## EXERCISE DESCRIPTION
Look through the lines below and extract each one that contains "Conformance".

## STORED ROWS
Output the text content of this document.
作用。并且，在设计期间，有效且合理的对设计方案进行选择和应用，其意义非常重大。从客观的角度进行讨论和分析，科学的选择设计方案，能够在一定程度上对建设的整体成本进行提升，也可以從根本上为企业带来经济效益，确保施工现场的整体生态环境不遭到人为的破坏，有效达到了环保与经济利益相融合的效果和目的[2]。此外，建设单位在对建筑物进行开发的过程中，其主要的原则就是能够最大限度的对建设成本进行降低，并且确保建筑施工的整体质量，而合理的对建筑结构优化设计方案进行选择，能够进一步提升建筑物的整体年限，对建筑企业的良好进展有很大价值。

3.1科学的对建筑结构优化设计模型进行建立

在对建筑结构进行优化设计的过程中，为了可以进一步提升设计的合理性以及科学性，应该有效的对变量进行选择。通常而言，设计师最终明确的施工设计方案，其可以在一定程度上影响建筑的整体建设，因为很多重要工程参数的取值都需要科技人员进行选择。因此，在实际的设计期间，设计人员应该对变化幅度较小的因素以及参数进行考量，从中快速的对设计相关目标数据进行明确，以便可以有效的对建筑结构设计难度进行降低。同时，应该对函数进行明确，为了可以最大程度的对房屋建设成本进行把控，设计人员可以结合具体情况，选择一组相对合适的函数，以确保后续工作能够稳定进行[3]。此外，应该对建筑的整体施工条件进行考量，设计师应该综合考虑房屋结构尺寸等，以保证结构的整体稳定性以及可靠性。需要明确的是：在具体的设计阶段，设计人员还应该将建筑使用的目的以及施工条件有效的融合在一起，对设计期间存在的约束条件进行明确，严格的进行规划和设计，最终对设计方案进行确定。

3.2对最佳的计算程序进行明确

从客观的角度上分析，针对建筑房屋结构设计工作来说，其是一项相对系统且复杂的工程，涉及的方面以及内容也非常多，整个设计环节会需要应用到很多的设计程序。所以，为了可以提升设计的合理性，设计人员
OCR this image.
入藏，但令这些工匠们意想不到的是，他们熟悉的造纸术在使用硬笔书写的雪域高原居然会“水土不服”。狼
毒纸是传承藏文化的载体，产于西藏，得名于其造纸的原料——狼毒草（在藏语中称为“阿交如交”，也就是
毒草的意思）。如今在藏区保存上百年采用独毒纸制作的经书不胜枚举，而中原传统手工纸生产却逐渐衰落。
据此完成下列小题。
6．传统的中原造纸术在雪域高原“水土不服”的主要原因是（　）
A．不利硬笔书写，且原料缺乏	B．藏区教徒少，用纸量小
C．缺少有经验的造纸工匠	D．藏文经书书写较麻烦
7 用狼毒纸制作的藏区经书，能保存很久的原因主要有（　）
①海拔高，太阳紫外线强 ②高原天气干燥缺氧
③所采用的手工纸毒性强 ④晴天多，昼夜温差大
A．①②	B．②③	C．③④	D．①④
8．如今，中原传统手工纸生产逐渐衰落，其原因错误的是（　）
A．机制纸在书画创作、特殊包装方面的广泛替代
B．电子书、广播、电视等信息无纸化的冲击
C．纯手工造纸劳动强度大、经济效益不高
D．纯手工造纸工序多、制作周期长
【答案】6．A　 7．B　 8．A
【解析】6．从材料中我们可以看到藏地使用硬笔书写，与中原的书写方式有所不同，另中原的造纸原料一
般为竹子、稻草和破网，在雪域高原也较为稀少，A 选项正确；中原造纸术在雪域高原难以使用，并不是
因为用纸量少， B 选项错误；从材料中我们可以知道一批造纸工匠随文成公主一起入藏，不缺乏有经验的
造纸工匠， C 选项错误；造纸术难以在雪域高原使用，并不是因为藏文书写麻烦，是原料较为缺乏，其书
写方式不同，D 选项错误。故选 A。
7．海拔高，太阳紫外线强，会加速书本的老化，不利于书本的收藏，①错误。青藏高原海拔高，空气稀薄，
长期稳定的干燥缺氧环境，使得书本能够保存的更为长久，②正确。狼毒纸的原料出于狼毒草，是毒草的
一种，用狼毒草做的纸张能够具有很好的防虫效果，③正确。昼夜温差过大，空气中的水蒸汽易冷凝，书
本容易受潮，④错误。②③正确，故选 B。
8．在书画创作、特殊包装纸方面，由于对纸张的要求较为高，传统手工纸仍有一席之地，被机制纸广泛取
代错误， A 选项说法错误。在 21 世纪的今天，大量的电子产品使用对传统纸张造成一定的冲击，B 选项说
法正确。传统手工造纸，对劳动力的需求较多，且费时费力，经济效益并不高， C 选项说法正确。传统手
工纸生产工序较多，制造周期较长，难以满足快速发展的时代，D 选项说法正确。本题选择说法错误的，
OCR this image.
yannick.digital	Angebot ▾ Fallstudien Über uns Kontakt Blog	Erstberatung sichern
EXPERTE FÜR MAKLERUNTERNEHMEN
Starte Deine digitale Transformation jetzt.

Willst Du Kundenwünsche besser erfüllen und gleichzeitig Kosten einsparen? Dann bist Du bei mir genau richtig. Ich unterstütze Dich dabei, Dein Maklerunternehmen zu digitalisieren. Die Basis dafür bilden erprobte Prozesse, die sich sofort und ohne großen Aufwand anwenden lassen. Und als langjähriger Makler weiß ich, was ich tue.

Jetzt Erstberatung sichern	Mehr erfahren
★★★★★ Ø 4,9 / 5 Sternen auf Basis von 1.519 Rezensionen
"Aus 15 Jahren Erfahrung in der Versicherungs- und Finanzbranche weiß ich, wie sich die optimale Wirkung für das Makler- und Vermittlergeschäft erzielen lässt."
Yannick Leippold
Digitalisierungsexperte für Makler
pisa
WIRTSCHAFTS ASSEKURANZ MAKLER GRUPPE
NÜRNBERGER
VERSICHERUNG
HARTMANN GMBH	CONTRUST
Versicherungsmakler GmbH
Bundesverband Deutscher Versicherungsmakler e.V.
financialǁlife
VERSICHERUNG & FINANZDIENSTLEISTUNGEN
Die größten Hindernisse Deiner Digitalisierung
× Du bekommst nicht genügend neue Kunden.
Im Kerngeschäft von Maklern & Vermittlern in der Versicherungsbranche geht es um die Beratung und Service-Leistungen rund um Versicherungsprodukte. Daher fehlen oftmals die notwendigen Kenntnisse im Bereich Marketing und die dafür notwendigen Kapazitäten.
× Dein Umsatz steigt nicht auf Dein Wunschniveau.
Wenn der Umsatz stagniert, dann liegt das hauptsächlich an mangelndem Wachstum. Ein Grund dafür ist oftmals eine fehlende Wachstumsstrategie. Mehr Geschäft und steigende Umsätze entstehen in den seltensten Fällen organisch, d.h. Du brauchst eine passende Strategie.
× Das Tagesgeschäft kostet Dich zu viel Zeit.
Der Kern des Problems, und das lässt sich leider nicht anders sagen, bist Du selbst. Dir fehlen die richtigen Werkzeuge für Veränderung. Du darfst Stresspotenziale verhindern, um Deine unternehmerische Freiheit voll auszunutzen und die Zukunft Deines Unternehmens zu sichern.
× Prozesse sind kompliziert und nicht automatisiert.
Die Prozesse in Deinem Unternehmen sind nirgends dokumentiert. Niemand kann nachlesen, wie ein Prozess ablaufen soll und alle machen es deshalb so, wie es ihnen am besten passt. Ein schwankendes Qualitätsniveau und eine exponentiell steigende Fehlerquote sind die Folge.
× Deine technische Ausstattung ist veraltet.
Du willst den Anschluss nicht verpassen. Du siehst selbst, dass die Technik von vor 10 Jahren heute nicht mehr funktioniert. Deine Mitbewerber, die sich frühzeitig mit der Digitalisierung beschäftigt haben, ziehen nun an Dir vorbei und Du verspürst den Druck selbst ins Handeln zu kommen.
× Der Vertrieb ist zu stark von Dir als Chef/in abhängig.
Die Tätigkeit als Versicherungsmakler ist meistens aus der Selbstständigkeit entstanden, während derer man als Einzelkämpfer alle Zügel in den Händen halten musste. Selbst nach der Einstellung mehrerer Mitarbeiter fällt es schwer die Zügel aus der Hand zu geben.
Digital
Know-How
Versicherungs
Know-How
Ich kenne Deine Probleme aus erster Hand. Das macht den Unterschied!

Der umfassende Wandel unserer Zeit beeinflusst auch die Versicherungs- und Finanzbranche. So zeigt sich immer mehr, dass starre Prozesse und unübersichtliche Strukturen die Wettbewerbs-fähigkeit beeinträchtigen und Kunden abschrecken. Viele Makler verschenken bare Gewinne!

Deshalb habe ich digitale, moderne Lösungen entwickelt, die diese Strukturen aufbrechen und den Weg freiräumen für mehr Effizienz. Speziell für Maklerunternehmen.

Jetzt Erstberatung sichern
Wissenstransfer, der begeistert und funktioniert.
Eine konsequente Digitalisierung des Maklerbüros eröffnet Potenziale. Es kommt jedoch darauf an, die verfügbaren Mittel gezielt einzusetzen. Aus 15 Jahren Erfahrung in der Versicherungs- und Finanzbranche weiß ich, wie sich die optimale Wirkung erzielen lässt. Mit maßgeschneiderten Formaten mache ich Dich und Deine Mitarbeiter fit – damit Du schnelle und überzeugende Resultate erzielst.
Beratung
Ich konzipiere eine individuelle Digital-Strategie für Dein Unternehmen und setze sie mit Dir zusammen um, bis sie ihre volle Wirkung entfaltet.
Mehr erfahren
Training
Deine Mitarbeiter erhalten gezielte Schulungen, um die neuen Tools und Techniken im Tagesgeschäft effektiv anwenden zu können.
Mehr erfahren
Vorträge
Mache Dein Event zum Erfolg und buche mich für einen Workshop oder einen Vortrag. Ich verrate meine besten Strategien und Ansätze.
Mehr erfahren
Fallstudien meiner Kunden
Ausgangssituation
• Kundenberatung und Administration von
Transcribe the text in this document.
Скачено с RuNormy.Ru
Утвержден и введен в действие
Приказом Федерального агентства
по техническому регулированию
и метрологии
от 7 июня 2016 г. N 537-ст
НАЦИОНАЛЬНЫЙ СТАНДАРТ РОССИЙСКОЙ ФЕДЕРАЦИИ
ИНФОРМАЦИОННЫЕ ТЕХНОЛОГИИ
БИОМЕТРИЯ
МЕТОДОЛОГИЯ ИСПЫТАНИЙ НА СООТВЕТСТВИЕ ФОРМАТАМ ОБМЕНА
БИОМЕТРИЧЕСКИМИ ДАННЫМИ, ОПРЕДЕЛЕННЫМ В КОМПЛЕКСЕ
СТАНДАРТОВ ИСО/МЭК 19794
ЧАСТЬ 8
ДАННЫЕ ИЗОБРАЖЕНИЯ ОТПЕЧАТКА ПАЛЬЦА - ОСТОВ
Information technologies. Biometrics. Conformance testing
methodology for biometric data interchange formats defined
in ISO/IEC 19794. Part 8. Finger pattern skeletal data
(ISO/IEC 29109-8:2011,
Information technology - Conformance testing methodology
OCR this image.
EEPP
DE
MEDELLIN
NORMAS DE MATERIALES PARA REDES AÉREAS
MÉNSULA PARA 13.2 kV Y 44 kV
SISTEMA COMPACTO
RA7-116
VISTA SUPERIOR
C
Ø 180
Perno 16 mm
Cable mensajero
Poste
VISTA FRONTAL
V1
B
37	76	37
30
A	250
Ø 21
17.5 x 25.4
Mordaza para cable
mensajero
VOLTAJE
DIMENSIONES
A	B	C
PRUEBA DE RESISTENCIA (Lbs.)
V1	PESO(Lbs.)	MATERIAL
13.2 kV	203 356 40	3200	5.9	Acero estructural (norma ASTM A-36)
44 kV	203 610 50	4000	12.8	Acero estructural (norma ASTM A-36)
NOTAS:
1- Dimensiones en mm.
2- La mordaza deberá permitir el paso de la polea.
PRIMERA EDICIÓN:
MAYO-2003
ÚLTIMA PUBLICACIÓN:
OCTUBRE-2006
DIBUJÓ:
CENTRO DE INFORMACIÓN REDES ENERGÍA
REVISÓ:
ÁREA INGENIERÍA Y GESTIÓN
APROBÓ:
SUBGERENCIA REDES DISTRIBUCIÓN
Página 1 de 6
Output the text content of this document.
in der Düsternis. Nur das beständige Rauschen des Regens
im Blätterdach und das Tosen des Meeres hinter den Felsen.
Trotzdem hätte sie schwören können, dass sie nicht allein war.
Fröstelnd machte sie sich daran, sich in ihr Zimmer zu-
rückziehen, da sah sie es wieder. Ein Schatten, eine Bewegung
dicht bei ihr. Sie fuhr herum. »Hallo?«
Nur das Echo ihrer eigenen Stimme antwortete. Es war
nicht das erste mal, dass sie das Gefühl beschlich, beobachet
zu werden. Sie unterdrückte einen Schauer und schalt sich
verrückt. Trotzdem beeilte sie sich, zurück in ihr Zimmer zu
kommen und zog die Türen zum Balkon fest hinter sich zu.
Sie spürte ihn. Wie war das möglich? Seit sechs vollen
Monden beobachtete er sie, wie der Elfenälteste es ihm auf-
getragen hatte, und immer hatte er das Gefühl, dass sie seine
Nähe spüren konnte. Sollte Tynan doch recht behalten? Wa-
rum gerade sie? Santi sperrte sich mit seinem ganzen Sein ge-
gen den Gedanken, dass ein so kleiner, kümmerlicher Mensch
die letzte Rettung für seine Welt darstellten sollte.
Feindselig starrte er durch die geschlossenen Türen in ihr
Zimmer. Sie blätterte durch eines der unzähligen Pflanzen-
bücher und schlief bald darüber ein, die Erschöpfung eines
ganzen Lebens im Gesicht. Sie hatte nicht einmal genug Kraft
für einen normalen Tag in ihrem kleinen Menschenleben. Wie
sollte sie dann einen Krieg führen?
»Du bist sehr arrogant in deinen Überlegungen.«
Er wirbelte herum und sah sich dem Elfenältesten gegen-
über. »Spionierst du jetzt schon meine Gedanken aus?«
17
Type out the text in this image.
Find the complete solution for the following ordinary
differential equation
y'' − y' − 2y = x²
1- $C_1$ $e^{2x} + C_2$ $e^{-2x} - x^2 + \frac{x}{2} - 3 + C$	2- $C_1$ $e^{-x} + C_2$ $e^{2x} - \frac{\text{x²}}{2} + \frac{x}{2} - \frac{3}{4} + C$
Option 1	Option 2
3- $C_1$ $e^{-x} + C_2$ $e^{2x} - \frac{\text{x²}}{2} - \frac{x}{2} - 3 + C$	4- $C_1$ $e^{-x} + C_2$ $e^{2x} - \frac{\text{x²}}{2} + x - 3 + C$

## PROBLEM SOLUTION
Information technologies. Biometrics. Conformance testing
Information technology - Conformance testing methodology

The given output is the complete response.